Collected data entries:

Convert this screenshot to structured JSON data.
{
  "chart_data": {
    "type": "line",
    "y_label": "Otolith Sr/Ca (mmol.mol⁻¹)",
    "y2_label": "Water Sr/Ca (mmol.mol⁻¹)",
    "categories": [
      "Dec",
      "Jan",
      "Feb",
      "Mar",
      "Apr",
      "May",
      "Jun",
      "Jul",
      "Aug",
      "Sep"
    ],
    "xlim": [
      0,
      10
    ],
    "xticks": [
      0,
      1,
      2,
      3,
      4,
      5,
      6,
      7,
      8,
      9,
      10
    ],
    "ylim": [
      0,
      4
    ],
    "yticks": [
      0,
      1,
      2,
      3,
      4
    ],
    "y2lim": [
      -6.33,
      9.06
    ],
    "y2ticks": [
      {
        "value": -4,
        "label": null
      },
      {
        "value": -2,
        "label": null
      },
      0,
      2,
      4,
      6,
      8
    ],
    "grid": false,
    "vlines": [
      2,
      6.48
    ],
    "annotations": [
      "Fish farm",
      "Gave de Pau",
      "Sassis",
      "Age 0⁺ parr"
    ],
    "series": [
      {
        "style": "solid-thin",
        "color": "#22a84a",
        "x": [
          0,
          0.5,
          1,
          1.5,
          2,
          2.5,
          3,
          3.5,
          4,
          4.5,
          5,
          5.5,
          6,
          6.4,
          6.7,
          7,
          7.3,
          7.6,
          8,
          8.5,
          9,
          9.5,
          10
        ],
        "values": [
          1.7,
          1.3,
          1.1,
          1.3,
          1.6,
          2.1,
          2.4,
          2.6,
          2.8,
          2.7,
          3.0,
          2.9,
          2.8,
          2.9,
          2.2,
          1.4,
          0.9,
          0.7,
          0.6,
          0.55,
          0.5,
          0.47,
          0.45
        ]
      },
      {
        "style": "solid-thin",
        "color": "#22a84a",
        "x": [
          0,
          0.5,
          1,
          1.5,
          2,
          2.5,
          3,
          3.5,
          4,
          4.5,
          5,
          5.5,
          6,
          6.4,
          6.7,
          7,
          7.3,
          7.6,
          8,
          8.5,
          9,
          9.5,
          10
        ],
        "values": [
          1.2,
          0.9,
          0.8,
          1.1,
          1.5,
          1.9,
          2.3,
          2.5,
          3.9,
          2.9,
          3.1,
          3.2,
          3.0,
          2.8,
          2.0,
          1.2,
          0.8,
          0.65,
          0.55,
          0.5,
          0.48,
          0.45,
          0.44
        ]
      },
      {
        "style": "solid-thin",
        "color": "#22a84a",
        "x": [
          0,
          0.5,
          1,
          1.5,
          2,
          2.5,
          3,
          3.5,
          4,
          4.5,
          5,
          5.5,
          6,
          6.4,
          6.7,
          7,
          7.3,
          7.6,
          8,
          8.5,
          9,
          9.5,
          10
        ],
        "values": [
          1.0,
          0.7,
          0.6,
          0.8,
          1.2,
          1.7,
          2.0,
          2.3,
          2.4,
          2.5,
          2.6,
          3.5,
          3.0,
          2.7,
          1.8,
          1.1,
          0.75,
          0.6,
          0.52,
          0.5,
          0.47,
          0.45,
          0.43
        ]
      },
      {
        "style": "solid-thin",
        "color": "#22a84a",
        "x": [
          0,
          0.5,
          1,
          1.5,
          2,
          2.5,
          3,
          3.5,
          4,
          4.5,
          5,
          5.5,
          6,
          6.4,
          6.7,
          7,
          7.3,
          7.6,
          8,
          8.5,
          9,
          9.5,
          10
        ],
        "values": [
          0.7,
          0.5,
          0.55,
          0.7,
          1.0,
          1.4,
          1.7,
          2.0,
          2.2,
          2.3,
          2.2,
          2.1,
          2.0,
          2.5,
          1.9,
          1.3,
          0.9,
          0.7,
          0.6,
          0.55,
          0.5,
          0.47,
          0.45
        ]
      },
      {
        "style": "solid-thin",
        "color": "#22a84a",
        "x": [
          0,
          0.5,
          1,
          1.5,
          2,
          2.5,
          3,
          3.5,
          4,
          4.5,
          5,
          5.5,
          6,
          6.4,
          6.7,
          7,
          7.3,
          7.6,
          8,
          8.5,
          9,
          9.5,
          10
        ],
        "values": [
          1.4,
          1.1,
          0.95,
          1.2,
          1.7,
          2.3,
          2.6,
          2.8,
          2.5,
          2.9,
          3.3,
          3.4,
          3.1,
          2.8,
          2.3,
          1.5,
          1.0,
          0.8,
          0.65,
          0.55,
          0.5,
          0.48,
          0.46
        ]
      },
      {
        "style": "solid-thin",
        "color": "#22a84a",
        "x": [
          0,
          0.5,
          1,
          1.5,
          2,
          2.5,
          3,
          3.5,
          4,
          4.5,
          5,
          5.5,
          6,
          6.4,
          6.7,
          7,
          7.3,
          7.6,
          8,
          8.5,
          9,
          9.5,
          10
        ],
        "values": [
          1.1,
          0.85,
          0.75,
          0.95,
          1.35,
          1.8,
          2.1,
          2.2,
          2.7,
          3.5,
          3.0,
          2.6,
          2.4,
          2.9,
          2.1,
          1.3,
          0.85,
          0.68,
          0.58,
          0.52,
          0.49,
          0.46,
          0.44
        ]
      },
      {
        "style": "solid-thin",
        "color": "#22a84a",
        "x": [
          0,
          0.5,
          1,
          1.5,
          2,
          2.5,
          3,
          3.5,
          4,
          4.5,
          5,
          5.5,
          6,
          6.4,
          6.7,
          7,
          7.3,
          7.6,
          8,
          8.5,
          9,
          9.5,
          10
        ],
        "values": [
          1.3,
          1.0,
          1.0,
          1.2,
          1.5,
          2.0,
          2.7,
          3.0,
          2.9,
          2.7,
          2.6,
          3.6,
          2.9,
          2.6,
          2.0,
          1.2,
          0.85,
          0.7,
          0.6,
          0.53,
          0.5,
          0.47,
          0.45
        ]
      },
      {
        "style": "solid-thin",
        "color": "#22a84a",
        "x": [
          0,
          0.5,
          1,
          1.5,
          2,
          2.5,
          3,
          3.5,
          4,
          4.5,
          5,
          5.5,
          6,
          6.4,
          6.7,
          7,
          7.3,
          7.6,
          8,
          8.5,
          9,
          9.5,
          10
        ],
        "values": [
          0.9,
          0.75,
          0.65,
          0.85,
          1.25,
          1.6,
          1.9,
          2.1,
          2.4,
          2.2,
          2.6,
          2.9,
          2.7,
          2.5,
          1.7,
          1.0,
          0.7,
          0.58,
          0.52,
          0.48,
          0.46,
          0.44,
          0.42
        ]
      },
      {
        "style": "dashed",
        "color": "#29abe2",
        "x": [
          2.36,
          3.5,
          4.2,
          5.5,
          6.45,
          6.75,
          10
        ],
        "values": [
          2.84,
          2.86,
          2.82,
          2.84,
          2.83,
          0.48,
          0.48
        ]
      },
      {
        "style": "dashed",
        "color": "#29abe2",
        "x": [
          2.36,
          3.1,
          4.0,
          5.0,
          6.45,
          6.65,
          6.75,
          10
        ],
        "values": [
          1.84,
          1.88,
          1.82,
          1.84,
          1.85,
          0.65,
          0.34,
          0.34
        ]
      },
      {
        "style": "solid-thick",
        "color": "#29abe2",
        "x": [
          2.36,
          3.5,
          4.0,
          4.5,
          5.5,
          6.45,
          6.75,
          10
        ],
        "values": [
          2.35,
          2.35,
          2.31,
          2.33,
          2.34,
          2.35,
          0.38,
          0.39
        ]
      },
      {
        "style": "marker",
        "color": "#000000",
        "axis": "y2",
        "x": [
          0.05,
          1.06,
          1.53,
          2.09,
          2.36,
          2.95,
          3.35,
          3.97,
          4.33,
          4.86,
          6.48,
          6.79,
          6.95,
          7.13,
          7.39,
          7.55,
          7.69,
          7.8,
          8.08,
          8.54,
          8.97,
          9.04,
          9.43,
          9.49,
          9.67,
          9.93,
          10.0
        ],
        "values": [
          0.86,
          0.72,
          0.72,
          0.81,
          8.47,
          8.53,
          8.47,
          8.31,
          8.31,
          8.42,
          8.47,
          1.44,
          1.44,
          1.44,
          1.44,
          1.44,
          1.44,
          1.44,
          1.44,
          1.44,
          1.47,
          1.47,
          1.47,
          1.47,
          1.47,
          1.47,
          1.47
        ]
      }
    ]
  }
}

Work to do: Pick out each line that holds the string "mmol".

Final result:
    "y_label": "Otolith Sr/Ca (mmol.mol⁻¹)",
    "y2_label": "Water Sr/Ca (mmol.mol⁻¹)",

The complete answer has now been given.